BEGIN

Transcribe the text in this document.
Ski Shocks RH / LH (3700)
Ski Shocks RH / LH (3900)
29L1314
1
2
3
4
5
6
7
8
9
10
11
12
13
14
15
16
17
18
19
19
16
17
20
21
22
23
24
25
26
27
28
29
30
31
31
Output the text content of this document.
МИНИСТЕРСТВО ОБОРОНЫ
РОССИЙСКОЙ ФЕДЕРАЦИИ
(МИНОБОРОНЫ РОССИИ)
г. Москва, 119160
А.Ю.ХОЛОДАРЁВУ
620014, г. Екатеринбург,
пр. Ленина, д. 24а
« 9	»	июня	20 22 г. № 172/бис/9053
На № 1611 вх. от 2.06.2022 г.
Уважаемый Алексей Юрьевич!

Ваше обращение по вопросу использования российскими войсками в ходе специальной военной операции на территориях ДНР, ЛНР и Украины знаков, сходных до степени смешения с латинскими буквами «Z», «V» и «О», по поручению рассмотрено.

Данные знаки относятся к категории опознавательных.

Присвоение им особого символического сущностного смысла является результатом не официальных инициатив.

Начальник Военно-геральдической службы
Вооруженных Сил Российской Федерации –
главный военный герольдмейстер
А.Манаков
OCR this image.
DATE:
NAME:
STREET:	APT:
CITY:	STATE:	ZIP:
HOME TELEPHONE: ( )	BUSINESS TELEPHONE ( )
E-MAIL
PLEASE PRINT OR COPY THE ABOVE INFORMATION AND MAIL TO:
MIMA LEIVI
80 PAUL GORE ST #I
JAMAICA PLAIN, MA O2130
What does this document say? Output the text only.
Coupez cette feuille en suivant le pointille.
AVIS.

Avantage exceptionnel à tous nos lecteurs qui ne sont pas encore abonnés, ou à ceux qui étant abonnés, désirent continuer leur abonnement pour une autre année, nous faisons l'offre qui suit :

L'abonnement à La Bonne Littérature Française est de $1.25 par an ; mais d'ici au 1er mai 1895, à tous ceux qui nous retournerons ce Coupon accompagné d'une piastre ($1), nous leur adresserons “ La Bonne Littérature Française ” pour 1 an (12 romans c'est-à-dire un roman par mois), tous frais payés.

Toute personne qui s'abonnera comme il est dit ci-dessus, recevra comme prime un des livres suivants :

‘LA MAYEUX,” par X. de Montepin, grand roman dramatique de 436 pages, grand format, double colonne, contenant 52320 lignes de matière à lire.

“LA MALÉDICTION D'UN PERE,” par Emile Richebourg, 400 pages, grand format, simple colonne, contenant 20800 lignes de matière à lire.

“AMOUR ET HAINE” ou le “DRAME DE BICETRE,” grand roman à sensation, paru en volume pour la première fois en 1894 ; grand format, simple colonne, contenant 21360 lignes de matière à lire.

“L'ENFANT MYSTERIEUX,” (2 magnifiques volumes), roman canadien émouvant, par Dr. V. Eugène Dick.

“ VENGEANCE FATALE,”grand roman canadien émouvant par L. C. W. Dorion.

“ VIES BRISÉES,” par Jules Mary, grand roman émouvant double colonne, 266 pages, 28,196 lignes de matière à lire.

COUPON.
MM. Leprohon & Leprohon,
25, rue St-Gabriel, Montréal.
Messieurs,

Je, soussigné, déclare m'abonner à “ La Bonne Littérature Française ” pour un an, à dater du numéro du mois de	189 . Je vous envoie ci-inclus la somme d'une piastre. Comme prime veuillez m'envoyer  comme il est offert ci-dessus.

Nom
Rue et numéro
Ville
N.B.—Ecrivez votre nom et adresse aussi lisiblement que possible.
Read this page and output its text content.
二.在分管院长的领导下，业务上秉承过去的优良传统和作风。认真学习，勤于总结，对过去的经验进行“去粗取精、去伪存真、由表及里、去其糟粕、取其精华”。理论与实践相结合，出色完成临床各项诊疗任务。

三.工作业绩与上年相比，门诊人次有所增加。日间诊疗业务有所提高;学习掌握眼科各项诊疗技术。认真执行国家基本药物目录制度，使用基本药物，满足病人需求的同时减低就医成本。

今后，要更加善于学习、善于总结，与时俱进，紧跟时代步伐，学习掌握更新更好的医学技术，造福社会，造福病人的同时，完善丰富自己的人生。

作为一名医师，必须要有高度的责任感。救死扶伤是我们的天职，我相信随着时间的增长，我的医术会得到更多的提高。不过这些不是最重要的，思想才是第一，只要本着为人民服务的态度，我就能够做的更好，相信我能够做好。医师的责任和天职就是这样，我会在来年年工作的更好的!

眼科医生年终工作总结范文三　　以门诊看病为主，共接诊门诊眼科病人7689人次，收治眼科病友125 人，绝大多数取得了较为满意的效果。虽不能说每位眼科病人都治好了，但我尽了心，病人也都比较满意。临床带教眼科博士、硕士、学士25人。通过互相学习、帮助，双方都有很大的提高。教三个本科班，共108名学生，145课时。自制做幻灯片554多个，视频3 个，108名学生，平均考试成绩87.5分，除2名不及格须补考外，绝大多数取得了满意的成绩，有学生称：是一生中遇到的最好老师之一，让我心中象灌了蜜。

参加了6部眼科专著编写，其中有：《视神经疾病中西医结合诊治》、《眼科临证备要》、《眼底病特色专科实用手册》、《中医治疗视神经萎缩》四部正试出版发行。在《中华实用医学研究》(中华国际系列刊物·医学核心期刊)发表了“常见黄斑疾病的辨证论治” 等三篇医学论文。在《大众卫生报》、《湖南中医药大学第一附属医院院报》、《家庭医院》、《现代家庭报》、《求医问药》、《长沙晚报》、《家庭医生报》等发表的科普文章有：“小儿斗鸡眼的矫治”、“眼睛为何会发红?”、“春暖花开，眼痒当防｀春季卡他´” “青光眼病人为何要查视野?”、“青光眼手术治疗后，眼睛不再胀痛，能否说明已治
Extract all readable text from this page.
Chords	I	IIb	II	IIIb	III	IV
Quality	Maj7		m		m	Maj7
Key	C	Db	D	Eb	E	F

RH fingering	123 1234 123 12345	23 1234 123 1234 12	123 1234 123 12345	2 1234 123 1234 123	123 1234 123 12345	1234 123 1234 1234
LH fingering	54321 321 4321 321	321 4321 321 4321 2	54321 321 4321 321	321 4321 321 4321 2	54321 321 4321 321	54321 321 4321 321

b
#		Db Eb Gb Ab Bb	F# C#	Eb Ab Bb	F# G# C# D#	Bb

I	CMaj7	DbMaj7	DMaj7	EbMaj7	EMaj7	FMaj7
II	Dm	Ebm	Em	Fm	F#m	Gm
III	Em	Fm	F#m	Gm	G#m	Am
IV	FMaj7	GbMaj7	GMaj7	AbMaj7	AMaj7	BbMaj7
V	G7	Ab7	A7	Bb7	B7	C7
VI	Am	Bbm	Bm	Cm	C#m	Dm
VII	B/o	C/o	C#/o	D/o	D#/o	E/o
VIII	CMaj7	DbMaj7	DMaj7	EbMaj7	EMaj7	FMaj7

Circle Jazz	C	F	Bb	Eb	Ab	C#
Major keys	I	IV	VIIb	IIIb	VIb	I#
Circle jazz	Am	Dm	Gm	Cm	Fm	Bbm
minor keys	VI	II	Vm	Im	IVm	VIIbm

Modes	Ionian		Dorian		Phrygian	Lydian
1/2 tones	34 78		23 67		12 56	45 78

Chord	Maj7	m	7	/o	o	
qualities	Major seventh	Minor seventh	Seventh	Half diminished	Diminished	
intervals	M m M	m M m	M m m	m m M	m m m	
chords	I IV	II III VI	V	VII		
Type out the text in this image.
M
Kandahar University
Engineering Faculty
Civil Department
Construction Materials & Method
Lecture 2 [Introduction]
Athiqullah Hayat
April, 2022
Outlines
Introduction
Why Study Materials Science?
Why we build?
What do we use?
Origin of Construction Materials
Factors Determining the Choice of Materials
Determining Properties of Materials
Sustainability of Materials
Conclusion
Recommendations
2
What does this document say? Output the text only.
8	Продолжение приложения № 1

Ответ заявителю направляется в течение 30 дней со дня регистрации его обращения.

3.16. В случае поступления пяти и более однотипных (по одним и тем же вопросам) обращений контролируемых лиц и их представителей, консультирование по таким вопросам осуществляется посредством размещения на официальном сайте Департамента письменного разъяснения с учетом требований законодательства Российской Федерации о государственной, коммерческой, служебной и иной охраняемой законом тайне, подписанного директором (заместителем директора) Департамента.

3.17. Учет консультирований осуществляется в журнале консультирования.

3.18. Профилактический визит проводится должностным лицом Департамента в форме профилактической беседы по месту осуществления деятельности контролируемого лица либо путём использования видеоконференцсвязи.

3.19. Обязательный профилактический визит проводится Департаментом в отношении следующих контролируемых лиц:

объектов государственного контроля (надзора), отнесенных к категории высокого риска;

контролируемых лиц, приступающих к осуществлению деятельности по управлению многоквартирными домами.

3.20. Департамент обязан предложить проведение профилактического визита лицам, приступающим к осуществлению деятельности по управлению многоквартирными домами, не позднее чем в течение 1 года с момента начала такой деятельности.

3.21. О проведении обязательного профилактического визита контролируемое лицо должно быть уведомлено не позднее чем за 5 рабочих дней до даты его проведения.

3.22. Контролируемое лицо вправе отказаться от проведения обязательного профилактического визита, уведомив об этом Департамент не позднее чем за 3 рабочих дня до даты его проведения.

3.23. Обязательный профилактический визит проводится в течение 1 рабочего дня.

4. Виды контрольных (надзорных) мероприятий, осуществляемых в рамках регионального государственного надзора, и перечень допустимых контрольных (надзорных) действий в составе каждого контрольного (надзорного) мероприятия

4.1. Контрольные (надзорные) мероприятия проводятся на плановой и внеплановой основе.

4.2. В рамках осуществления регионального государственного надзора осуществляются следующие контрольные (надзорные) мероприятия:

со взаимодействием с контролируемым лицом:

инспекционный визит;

END

### [EXERCISE]
Search the entries for "домами" and copy out each line that has it.

### [RESPONSE FOR THIS EXERCISE]
контролируемых лиц, приступающих к осуществлению деятельности по управлению многоквартирными домами.
3.20. Департамент обязан предложить проведение профилактического визита лицам, приступающим к осуществлению деятельности по управлению многоквартирными домами, не позднее чем в течение 1 года с момента начала такой деятельности.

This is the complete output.